In Birkenau, Róża became involved in the underground dissemination of news among the prisoners. She worked in the clothing depot at the Birkenau Effektenlager adjacent to Crematorium III of Birkenau, where the bodies of gas chamber victims were burned. She had been recruited by men of the underground whom she knew from her hometown, to smuggle "Schwarzpulver" (Black powder, gunpowder; or perhaps dynamite according to other, possibly less reliable sources) collected by daring young women who were forced to work in the Krupp "Weichsel" munitions factory. The women hid the powder in their mess tins or in the knots of their headscarves. Robota then transferred the Schwarzpulver to a Sonderkommando man named Wróbel, who was also active in the resistance. This Schwarzpulver was used to manufacture primitive grenades to help blow up the crematorium during the Sonderkommando revolt.

= What you should do =
Repeat the stretch of the Birkenau passage from "In Birkenau, Róża" through "the Sonderkommando revolt.", switching "mess tins" to "food bowls".

= Recorded information =
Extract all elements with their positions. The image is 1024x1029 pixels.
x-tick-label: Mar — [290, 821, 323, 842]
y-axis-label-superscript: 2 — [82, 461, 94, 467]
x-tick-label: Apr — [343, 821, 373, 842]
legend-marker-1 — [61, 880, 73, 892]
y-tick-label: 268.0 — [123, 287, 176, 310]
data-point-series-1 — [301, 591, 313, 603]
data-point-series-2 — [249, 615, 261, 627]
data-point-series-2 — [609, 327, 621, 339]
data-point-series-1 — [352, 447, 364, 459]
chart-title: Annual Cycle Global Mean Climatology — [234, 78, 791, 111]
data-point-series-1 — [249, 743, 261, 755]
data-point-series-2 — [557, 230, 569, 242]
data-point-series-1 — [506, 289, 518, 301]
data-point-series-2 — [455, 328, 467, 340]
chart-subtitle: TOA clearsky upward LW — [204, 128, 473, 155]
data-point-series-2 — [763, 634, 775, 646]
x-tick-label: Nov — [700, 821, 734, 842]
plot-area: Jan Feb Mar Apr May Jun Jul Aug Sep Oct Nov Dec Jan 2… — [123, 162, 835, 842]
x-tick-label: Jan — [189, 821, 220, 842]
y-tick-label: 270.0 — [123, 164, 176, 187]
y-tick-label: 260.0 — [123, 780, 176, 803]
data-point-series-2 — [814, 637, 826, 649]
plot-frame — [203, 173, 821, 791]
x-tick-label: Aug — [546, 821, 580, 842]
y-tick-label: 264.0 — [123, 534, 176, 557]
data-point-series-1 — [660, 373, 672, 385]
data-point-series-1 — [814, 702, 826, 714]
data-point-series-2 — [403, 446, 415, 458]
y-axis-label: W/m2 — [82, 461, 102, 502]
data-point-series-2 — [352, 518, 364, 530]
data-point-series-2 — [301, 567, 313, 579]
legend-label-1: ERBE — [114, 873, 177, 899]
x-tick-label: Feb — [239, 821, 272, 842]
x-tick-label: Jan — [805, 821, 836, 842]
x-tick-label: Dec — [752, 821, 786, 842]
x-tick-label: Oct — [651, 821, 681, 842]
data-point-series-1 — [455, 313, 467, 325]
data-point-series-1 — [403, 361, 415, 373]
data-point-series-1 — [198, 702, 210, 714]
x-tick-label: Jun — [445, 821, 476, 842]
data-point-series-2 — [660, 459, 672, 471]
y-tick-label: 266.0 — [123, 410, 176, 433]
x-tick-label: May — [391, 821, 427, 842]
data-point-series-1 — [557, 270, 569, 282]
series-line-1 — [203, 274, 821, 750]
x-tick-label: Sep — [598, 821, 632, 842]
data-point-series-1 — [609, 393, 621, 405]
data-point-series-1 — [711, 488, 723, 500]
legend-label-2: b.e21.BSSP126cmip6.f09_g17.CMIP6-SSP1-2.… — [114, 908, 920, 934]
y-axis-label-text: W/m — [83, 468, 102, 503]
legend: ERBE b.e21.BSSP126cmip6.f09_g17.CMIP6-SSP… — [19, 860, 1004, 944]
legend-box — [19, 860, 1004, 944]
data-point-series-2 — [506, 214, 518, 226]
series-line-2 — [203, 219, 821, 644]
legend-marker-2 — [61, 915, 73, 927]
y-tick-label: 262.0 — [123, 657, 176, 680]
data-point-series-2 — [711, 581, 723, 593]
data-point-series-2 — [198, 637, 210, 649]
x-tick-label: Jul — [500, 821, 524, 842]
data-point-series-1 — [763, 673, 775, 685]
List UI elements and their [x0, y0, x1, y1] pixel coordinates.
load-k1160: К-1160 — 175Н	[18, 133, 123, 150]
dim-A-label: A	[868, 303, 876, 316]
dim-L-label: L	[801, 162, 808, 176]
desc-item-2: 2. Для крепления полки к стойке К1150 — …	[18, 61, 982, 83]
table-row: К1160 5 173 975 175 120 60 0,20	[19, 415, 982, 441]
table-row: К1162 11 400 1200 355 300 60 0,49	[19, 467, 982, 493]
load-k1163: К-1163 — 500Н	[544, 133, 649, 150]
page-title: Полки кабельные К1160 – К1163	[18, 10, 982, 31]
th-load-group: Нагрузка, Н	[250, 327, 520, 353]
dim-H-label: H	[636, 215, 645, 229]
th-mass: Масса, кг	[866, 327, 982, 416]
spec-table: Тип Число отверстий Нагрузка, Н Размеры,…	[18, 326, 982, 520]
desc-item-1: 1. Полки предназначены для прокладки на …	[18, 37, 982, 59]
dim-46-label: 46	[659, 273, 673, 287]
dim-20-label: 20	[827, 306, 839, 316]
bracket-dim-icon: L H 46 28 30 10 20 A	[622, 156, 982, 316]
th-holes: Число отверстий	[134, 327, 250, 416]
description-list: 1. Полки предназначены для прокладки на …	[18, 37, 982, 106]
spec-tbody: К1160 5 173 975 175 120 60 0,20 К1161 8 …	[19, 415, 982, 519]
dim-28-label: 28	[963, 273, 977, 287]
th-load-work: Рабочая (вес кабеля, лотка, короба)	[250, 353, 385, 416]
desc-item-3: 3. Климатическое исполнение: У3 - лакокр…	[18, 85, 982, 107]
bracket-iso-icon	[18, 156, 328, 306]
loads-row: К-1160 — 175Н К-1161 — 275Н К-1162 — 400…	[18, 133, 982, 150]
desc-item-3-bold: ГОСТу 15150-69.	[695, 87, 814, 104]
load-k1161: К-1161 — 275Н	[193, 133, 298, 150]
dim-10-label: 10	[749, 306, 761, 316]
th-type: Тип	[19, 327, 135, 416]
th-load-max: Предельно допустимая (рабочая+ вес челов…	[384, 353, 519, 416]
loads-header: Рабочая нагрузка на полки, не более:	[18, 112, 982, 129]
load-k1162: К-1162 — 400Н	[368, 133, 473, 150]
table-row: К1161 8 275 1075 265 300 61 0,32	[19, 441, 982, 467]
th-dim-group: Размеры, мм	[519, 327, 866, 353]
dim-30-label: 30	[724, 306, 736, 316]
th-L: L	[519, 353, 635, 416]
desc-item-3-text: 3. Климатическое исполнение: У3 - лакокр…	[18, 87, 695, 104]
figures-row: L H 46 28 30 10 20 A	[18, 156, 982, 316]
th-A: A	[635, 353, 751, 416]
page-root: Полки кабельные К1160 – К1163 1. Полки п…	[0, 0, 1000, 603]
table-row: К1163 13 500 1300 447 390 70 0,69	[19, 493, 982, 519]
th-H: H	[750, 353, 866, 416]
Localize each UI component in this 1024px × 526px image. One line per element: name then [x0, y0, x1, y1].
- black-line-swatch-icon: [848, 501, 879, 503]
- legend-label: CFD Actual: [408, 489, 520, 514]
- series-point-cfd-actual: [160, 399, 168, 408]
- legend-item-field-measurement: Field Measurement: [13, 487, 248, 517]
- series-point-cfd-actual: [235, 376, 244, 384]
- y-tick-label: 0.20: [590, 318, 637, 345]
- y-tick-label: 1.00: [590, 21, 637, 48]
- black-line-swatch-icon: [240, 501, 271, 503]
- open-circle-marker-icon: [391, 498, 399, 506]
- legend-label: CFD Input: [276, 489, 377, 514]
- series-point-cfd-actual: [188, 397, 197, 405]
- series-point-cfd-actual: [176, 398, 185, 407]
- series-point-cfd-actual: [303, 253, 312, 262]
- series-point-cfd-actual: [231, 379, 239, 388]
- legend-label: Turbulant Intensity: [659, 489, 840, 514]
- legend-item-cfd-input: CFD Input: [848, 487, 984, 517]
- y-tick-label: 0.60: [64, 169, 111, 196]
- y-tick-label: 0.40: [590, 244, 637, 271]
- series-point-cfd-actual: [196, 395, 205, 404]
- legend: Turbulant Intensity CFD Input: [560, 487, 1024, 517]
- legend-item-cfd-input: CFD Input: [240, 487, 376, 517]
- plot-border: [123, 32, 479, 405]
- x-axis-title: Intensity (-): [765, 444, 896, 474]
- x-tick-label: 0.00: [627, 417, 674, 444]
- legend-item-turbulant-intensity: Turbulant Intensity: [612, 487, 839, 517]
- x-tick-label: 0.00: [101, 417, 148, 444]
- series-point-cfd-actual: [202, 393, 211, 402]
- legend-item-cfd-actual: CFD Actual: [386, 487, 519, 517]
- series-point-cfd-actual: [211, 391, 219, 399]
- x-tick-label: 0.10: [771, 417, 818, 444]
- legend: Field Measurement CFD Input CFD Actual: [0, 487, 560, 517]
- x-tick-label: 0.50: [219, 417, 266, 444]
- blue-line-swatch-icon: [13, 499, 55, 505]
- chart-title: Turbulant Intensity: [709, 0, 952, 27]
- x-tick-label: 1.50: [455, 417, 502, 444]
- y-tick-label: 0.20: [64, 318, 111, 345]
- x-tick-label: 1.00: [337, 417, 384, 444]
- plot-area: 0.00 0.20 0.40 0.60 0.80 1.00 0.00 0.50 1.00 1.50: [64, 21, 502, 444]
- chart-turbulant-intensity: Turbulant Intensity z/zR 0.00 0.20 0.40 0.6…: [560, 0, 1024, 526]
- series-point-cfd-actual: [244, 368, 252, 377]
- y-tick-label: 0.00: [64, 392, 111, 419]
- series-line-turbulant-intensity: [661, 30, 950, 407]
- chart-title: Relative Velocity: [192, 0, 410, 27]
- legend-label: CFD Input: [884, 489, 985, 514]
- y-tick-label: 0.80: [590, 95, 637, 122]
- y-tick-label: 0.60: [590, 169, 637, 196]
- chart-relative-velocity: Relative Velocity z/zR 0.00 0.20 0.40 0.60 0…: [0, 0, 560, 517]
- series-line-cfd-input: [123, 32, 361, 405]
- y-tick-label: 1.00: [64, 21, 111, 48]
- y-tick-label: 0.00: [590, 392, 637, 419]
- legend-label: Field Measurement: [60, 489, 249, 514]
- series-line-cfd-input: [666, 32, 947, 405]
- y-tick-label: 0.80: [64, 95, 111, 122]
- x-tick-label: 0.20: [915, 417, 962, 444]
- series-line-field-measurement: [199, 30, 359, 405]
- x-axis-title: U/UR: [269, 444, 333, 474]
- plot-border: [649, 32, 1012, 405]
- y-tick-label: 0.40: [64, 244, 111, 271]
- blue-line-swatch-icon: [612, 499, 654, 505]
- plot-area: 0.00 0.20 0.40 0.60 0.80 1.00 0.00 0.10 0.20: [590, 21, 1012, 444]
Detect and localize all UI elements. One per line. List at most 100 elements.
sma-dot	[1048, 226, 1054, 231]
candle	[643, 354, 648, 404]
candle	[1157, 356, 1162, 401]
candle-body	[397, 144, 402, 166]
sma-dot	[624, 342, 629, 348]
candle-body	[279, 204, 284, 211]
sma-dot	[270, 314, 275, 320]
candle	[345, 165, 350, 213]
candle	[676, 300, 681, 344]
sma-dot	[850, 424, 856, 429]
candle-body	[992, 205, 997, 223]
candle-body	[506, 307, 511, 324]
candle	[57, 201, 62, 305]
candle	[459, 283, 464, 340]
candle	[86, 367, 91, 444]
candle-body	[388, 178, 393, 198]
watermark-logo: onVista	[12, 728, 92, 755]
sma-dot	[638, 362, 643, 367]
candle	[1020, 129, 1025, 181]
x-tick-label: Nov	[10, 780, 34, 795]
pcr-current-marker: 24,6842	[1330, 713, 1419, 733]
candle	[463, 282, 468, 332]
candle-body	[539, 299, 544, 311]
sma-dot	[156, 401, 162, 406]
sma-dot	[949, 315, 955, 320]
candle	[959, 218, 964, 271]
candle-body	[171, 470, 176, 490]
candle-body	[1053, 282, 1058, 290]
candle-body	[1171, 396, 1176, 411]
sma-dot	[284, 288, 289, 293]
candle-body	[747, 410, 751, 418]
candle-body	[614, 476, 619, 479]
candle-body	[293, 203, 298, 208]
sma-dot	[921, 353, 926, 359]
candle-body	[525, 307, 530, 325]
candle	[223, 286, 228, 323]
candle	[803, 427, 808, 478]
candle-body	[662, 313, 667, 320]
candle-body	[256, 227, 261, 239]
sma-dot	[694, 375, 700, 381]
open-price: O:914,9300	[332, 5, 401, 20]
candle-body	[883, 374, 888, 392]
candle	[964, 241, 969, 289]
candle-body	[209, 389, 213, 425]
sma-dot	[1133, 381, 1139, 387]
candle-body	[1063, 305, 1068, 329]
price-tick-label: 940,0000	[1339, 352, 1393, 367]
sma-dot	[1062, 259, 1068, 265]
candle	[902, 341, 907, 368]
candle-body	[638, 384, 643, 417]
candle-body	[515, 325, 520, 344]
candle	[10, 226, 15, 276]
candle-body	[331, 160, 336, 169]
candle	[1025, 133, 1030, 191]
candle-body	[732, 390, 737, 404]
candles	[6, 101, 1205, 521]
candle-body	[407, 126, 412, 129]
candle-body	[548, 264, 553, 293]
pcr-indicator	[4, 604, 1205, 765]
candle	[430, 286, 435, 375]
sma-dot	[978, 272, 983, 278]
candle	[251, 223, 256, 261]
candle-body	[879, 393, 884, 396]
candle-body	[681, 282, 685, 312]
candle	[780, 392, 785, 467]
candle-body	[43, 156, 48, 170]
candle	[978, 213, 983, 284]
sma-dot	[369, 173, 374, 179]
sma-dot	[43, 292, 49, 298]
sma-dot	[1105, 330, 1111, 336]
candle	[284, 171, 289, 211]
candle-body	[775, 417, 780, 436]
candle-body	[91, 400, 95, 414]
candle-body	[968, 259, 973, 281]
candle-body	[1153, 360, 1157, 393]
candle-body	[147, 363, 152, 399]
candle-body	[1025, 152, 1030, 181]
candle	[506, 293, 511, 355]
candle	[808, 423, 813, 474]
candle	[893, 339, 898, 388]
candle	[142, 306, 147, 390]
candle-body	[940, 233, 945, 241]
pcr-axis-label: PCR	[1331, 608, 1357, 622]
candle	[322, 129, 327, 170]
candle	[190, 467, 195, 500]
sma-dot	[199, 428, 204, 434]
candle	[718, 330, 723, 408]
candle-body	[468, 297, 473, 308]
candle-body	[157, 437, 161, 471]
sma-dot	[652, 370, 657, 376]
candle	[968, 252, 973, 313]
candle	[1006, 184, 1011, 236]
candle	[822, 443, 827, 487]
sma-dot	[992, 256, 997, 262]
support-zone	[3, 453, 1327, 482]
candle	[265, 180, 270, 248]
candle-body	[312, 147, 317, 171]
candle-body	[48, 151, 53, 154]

= Reply to the exercise =
In Birkenau, Róża became involved in the underground dissemination of news among the prisoners. She worked in the clothing depot at the Birkenau Effektenlager adjacent to Crematorium III of Birkenau, where the bodies of gas chamber victims were burned. She had been recruited by men of the underground whom she knew from her hometown, to smuggle "Schwarzpulver" (Black powder, gunpowder; or perhaps dynamite according to other, possibly less reliable sources) collected by daring young women who were forced to work in the Krupp "Weichsel" munitions factory. The women hid the powder in their food bowls or in the knots of their headscarves. Robota then transferred the Schwarzpulver to a Sonderkommando man named Wróbel, who was also active in the resistance. This Schwarzpulver was used to manufacture primitive grenades to help blow up the crematorium during the Sonderkommando revolt.